--- INPUT ROWS ---
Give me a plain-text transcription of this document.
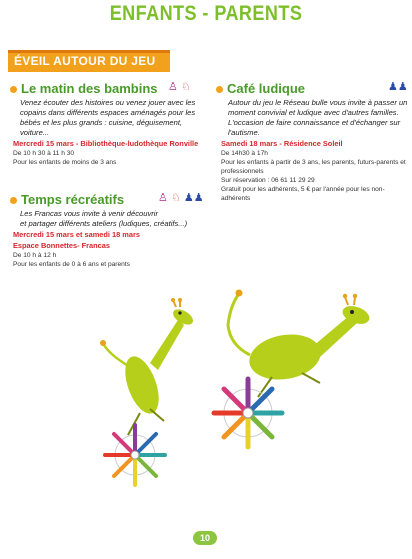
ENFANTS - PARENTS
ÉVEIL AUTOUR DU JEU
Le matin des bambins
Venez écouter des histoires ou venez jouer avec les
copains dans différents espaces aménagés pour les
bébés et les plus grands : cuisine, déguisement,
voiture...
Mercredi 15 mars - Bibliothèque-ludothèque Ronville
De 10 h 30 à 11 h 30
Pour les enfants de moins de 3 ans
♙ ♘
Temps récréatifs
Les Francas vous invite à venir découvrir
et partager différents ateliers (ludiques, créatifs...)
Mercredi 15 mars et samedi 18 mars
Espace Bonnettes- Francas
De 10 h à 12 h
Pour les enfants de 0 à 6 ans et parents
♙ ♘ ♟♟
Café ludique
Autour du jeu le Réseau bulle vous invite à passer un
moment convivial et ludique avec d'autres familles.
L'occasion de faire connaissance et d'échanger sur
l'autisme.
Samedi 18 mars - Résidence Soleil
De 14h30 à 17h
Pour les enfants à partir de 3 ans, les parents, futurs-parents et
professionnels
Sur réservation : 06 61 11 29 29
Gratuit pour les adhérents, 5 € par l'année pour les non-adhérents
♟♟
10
---
- [EXERCISE PROMPT] Print out the whole of the material word for word, without pictures.

- [ANSWER]
Give me a plain-text transcription of this document.
ENFANTS - PARENTS
ÉVEIL AUTOUR DU JEU
Le matin des bambins
Venez écouter des histoires ou venez jouer avec les
copains dans différents espaces aménagés pour les
bébés et les plus grands : cuisine, déguisement,
voiture...
Mercredi 15 mars - Bibliothèque-ludothèque Ronville
De 10 h 30 à 11 h 30
Pour les enfants de moins de 3 ans
♙ ♘
Temps récréatifs
Les Francas vous invite à venir découvrir
et partager différents ateliers (ludiques, créatifs...)
Mercredi 15 mars et samedi 18 mars
Espace Bonnettes- Francas
De 10 h à 12 h
Pour les enfants de 0 à 6 ans et parents
♙ ♘ ♟♟
Café ludique
Autour du jeu le Réseau bulle vous invite à passer un
moment convivial et ludique avec d'autres familles.
L'occasion de faire connaissance et d'échanger sur
l'autisme.
Samedi 18 mars - Résidence Soleil
De 14h30 à 17h
Pour les enfants à partir de 3 ans, les parents, futurs-parents et
professionnels
Sur réservation : 06 61 11 29 29
Gratuit pour les adhérents, 5 € par l'année pour les non-adhérents
♟♟
10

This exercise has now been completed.